-- Start of PROVIDED INFORMATION --
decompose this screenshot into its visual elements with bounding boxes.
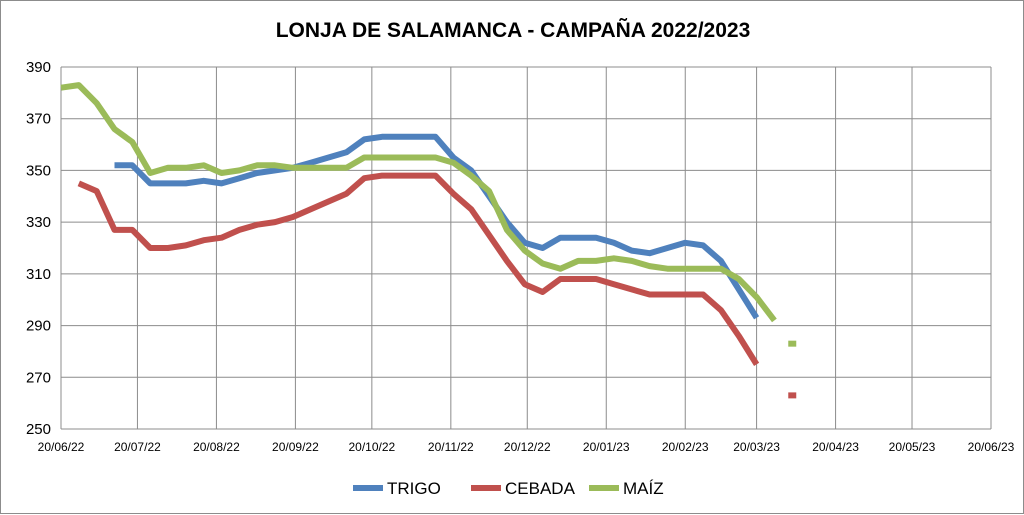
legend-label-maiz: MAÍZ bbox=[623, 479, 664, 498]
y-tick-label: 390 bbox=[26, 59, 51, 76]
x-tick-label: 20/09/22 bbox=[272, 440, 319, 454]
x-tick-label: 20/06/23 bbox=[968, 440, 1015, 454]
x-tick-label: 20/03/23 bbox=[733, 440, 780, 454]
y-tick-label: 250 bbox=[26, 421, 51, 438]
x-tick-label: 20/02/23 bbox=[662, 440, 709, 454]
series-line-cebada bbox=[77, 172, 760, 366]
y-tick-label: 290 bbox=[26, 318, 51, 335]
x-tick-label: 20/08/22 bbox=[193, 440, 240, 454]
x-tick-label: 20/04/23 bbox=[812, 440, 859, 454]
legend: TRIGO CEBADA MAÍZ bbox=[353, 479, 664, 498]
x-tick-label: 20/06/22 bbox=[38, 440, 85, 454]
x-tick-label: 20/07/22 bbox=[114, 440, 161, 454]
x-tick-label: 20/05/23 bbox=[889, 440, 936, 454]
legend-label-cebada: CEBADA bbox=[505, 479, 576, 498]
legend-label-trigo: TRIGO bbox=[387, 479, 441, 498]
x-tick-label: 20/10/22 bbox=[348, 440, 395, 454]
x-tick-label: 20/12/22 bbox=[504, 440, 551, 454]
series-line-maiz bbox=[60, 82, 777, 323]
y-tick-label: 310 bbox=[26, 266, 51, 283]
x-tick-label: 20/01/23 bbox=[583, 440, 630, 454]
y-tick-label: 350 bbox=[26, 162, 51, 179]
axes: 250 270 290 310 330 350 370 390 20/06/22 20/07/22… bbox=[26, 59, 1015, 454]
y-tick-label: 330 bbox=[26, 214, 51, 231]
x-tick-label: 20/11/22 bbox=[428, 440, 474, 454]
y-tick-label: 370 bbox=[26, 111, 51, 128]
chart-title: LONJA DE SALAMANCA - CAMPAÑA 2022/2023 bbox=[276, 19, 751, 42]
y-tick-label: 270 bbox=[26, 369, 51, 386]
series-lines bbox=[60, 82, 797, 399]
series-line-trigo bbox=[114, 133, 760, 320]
-- End of PROVIDED INFORMATION --
-- Start of PROVIDED INFORMATION --
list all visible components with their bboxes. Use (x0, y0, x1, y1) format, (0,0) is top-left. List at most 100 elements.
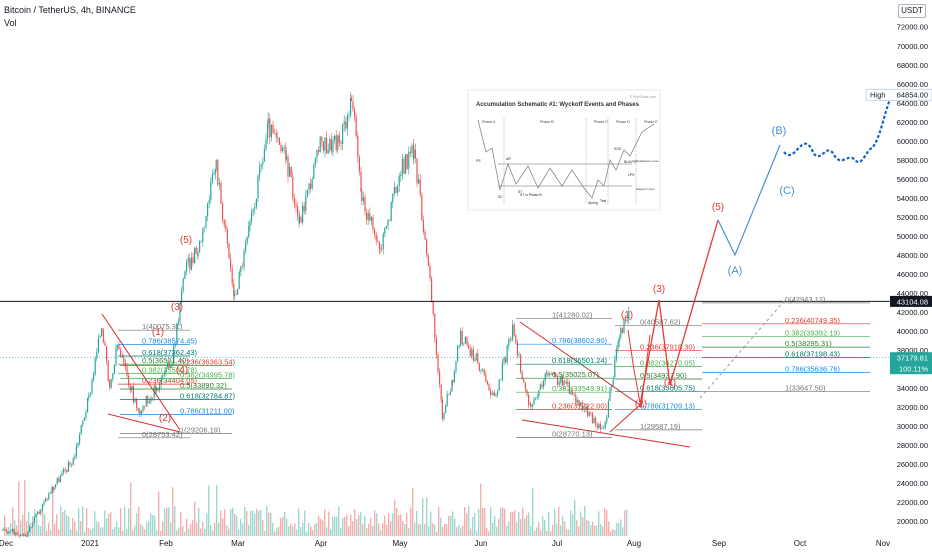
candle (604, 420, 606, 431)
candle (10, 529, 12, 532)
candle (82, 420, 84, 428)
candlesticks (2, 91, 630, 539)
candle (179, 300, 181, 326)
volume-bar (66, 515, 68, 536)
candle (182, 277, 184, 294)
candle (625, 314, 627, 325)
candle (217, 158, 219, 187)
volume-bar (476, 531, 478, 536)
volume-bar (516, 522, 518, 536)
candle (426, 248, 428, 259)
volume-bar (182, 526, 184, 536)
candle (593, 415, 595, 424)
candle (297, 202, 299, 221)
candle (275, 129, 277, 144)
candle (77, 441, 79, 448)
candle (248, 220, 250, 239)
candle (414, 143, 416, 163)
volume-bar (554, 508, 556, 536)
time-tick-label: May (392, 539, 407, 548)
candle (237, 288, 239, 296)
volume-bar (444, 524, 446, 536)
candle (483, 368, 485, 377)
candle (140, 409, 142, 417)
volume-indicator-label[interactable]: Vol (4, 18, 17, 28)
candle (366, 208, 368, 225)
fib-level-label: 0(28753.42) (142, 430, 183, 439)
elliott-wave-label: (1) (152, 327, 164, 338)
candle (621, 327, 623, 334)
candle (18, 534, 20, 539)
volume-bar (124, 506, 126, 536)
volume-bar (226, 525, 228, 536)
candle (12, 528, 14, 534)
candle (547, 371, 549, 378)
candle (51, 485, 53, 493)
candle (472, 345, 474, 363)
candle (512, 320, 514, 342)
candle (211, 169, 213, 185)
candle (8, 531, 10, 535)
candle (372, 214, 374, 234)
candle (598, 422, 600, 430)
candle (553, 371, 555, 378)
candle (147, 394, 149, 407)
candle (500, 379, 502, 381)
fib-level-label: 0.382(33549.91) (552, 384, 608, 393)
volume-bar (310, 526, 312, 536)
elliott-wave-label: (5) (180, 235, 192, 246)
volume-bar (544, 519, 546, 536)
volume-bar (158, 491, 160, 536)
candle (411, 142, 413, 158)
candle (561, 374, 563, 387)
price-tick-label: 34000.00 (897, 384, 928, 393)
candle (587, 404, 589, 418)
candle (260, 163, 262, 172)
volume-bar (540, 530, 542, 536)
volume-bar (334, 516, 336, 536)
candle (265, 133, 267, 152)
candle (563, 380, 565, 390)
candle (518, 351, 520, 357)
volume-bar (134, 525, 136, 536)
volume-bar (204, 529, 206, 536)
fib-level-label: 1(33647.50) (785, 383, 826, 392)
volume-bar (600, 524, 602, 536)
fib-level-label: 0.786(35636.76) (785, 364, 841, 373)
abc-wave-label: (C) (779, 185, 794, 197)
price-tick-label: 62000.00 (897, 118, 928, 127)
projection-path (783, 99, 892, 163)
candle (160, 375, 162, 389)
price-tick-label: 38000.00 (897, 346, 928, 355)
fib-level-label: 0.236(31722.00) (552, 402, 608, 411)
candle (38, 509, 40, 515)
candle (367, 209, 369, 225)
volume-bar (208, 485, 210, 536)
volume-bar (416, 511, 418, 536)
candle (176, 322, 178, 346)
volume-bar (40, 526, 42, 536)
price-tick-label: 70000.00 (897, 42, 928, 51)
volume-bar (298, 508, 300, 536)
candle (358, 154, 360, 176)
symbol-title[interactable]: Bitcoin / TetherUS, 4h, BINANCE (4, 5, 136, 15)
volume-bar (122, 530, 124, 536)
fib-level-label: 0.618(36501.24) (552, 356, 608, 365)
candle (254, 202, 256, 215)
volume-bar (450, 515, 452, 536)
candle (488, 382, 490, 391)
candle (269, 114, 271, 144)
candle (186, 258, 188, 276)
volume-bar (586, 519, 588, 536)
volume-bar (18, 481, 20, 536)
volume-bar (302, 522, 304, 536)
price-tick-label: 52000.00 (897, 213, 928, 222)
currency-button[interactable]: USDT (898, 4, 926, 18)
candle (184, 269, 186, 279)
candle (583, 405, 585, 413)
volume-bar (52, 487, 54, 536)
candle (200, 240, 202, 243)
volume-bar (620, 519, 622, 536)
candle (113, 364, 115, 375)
-- End of PROVIDED INFORMATION --
-- CHALLENGE --
Could you put the records from the line with "candle (604, 420, 606, 431)" to the line with "fib-level-label: 1(33647.50) (785, 383, 826, 392)" into a numbered list, including both of those lines and leaving out any blank lines?

-- WRITTEN SOLUTION --
1. candle (604, 420, 606, 431)
2. candle (10, 529, 12, 532)
3. candle (82, 420, 84, 428)
4. candlesticks (2, 91, 630, 539)
5. candle (179, 300, 181, 326)
6. volume-bar (66, 515, 68, 536)
7. candle (182, 277, 184, 294)
8. candle (625, 314, 627, 325)
9. candle (217, 158, 219, 187)
10. volume-bar (476, 531, 478, 536)
11. volume-bar (516, 522, 518, 536)
12. candle (426, 248, 428, 259)
13. volume-bar (182, 526, 184, 536)
14. candle (593, 415, 595, 424)
15. candle (297, 202, 299, 221)
16. candle (275, 129, 277, 144)
17. candle (77, 441, 79, 448)
18. candle (248, 220, 250, 239)
19. candle (414, 143, 416, 163)
20. volume-bar (554, 508, 556, 536)
21. time-tick-label: May (392, 539, 407, 548)
22. candle (237, 288, 239, 296)
23. volume-bar (444, 524, 446, 536)
24. candle (483, 368, 485, 377)
25. candle (140, 409, 142, 417)
26. volume-indicator-label[interactable]: Vol (4, 18, 17, 28)
27. candle (366, 208, 368, 225)
28. fib-level-label: 0(28753.42) (142, 430, 183, 439)
29. elliott-wave-label: (1) (152, 327, 164, 338)
30. candle (621, 327, 623, 334)
31. candle (18, 534, 20, 539)
32. volume-bar (124, 506, 126, 536)
33. volume-bar (226, 525, 228, 536)
34. candle (12, 528, 14, 534)
35. candle (547, 371, 549, 378)
36. candle (51, 485, 53, 493)
37. candle (472, 345, 474, 363)
38. candle (512, 320, 514, 342)
39. candle (211, 169, 213, 185)
40. candle (8, 531, 10, 535)
41. candle (372, 214, 374, 234)
42. candle (598, 422, 600, 430)
43. candle (553, 371, 555, 378)
44. candle (147, 394, 149, 407)
45. candle (500, 379, 502, 381)
46. fib-level-label: 0.382(33549.91) (552, 384, 608, 393)
47. volume-bar (310, 526, 312, 536)
48. elliott-wave-label: (5) (180, 235, 192, 246)
49. volume-bar (544, 519, 546, 536)
50. volume-bar (158, 491, 160, 536)
51. candle (411, 142, 413, 158)
52. candle (561, 374, 563, 387)
53. price-tick-label: 34000.00 (897, 384, 928, 393)
54. candle (587, 404, 589, 418)
55. candle (260, 163, 262, 172)
56. volume-bar (540, 530, 542, 536)
57. volume-bar (334, 516, 336, 536)
58. candle (265, 133, 267, 152)
59. candle (563, 380, 565, 390)
60. candle (518, 351, 520, 357)
61. volume-bar (134, 525, 136, 536)
62. volume-bar (204, 529, 206, 536)
63. fib-level-label: 1(33647.50) (785, 383, 826, 392)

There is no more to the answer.